(Exercise brief): Copy the following data line for line, with no changes.

— Start Information shown —

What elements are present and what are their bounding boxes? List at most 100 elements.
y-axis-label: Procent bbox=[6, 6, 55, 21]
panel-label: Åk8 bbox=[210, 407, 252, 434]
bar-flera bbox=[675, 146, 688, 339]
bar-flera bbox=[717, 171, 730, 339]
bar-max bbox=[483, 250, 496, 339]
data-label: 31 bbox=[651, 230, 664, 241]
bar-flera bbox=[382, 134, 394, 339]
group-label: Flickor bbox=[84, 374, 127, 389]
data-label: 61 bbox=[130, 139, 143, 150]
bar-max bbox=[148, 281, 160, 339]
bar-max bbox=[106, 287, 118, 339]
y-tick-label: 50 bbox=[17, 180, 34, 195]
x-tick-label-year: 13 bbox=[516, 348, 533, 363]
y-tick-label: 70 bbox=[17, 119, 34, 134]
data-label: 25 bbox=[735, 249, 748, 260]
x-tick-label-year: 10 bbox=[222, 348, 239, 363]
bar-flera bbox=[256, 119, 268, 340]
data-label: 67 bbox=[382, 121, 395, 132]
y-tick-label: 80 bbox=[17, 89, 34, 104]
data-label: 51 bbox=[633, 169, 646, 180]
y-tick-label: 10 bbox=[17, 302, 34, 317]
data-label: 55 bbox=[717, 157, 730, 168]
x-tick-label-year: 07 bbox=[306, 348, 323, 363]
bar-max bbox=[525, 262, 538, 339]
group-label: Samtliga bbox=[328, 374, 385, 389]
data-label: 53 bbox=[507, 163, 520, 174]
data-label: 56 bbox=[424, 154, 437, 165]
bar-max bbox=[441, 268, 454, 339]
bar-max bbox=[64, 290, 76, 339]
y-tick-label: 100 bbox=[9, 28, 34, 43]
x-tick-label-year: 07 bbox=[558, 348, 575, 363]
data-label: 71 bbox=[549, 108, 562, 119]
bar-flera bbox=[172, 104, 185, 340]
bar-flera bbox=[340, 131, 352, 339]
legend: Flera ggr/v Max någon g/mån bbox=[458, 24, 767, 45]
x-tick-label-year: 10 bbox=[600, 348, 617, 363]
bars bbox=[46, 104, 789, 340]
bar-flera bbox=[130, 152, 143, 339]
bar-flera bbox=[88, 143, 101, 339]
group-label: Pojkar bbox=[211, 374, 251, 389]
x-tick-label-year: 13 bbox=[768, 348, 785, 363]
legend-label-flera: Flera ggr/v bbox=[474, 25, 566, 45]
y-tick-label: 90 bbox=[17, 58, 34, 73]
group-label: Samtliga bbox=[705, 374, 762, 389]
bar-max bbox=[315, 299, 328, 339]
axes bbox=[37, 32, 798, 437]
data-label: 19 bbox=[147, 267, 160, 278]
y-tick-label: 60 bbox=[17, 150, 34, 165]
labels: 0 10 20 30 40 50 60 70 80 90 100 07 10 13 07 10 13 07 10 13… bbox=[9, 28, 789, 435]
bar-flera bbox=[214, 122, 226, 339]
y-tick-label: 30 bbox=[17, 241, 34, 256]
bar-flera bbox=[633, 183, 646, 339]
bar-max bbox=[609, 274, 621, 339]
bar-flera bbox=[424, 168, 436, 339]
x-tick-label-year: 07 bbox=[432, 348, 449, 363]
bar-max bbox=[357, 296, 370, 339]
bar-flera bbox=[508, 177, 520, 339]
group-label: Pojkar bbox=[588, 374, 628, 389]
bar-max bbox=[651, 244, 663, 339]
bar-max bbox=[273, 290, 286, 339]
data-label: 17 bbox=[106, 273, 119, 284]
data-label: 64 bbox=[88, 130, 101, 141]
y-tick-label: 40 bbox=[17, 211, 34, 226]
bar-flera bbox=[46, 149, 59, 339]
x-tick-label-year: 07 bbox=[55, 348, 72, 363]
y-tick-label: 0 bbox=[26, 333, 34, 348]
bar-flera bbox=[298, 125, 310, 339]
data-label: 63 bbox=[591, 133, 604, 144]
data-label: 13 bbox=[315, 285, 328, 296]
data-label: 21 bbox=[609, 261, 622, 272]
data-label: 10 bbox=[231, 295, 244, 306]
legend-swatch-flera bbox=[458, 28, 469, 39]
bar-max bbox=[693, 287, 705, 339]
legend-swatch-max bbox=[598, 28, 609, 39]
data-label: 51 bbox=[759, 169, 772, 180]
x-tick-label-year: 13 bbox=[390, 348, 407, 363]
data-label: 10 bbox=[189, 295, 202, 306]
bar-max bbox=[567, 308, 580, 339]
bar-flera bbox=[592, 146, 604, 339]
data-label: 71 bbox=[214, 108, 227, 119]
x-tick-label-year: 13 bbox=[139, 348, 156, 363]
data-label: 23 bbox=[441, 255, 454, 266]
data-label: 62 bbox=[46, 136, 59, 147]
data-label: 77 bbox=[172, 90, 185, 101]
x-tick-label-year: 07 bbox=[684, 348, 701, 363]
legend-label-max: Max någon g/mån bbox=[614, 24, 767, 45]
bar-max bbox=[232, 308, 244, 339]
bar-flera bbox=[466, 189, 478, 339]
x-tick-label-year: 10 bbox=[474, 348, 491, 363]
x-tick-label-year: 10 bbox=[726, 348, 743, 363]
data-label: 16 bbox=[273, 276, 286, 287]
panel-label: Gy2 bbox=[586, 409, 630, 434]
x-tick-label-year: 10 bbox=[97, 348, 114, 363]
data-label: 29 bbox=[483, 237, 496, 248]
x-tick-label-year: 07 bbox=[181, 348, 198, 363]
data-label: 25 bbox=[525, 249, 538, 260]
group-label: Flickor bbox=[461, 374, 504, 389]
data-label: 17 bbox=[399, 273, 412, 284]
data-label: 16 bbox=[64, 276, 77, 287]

— End Information shown —

(Result for this exercise):
What elements are present and what are their bounding boxes? List at most 100 elements.
y-axis-label: Procent bbox=[6, 6, 55, 21]
panel-label: Åk8 bbox=[210, 407, 252, 434]
bar-flera bbox=[675, 146, 688, 339]
bar-flera bbox=[717, 171, 730, 339]
bar-max bbox=[483, 250, 496, 339]
data-label: 31 bbox=[651, 230, 664, 241]
bar-flera bbox=[382, 134, 394, 339]
group-label: Flickor bbox=[84, 374, 127, 389]
data-label: 61 bbox=[130, 139, 143, 150]
bar-max bbox=[148, 281, 160, 339]
bar-max bbox=[106, 287, 118, 339]
y-tick-label: 50 bbox=[17, 180, 34, 195]
x-tick-label-year: 13 bbox=[516, 348, 533, 363]
y-tick-label: 70 bbox=[17, 119, 34, 134]
data-label: 25 bbox=[735, 249, 748, 260]
x-tick-label-year: 10 bbox=[222, 348, 239, 363]
bar-flera bbox=[256, 119, 268, 340]
data-label: 67 bbox=[382, 121, 395, 132]
y-tick-label: 80 bbox=[17, 89, 34, 104]
data-label: 51 bbox=[633, 169, 646, 180]
y-tick-label: 10 bbox=[17, 302, 34, 317]
data-label: 55 bbox=[717, 157, 730, 168]
x-tick-label-year: 07 bbox=[306, 348, 323, 363]
bar-max bbox=[525, 262, 538, 339]
group-label: Samtliga bbox=[328, 374, 385, 389]
data-label: 53 bbox=[507, 163, 520, 174]
data-label: 56 bbox=[424, 154, 437, 165]
bar-max bbox=[441, 268, 454, 339]
bar-max bbox=[64, 290, 76, 339]
y-tick-label: 100 bbox=[9, 28, 34, 43]
x-tick-label-year: 07 bbox=[558, 348, 575, 363]
data-label: 71 bbox=[549, 108, 562, 119]
bar-flera bbox=[172, 104, 185, 340]
bar-flera bbox=[340, 131, 352, 339]
legend: Flera ggr/v Max någon g/mån bbox=[458, 24, 767, 45]
x-tick-label-year: 10 bbox=[600, 348, 617, 363]
bars bbox=[46, 104, 789, 340]
bar-flera bbox=[130, 152, 143, 339]
bar-flera bbox=[88, 143, 101, 339]
group-label: Pojkar bbox=[211, 374, 251, 389]
x-tick-label-year: 13 bbox=[768, 348, 785, 363]
legend-label-flera: Flera ggr/v bbox=[474, 25, 566, 45]
y-tick-label: 90 bbox=[17, 58, 34, 73]
group-label: Samtliga bbox=[705, 374, 762, 389]
bar-max bbox=[315, 299, 328, 339]
axes bbox=[37, 32, 798, 437]
data-label: 19 bbox=[147, 267, 160, 278]
y-tick-label: 60 bbox=[17, 150, 34, 165]
labels: 0 10 20 30 40 50 60 70 80 90 100 07 10 13 07 10 13 07 10 13… bbox=[9, 28, 789, 435]
bar-flera bbox=[214, 122, 226, 339]
y-tick-label: 30 bbox=[17, 241, 34, 256]
bar-flera bbox=[633, 183, 646, 339]
bar-max bbox=[609, 274, 621, 339]
bar-flera bbox=[424, 168, 436, 339]
x-tick-label-year: 07 bbox=[432, 348, 449, 363]
bar-max bbox=[357, 296, 370, 339]
bar-flera bbox=[508, 177, 520, 339]
group-label: Pojkar bbox=[588, 374, 628, 389]
bar-max bbox=[651, 244, 663, 339]
bar-max bbox=[273, 290, 286, 339]
data-label: 17 bbox=[106, 273, 119, 284]
data-label: 64 bbox=[88, 130, 101, 141]
y-tick-label: 40 bbox=[17, 211, 34, 226]
bar-flera bbox=[46, 149, 59, 339]
x-tick-label-year: 07 bbox=[55, 348, 72, 363]
y-tick-label: 0 bbox=[26, 333, 34, 348]
bar-flera bbox=[298, 125, 310, 339]
data-label: 63 bbox=[591, 133, 604, 144]
data-label: 13 bbox=[315, 285, 328, 296]
data-label: 21 bbox=[609, 261, 622, 272]
data-label: 10 bbox=[231, 295, 244, 306]
legend-swatch-flera bbox=[458, 28, 469, 39]
bar-max bbox=[693, 287, 705, 339]
legend-swatch-max bbox=[598, 28, 609, 39]
data-label: 51 bbox=[759, 169, 772, 180]
x-tick-label-year: 13 bbox=[390, 348, 407, 363]
data-label: 10 bbox=[189, 295, 202, 306]
bar-max bbox=[567, 308, 580, 339]
bar-flera bbox=[592, 146, 604, 339]
data-label: 71 bbox=[214, 108, 227, 119]
x-tick-label-year: 13 bbox=[139, 348, 156, 363]
data-label: 23 bbox=[441, 255, 454, 266]
data-label: 62 bbox=[46, 136, 59, 147]
data-label: 77 bbox=[172, 90, 185, 101]
x-tick-label-year: 07 bbox=[684, 348, 701, 363]
legend-label-max: Max någon g/mån bbox=[614, 24, 767, 45]
bar-max bbox=[232, 308, 244, 339]
bar-flera bbox=[466, 189, 478, 339]
x-tick-label-year: 10 bbox=[474, 348, 491, 363]
x-tick-label-year: 10 bbox=[726, 348, 743, 363]
data-label: 16 bbox=[273, 276, 286, 287]
panel-label: Gy2 bbox=[586, 409, 630, 434]
x-tick-label-year: 10 bbox=[97, 348, 114, 363]
data-label: 29 bbox=[483, 237, 496, 248]
x-tick-label-year: 07 bbox=[181, 348, 198, 363]
data-label: 25 bbox=[525, 249, 538, 260]
group-label: Flickor bbox=[461, 374, 504, 389]
data-label: 17 bbox=[399, 273, 412, 284]
data-label: 16 bbox=[64, 276, 77, 287]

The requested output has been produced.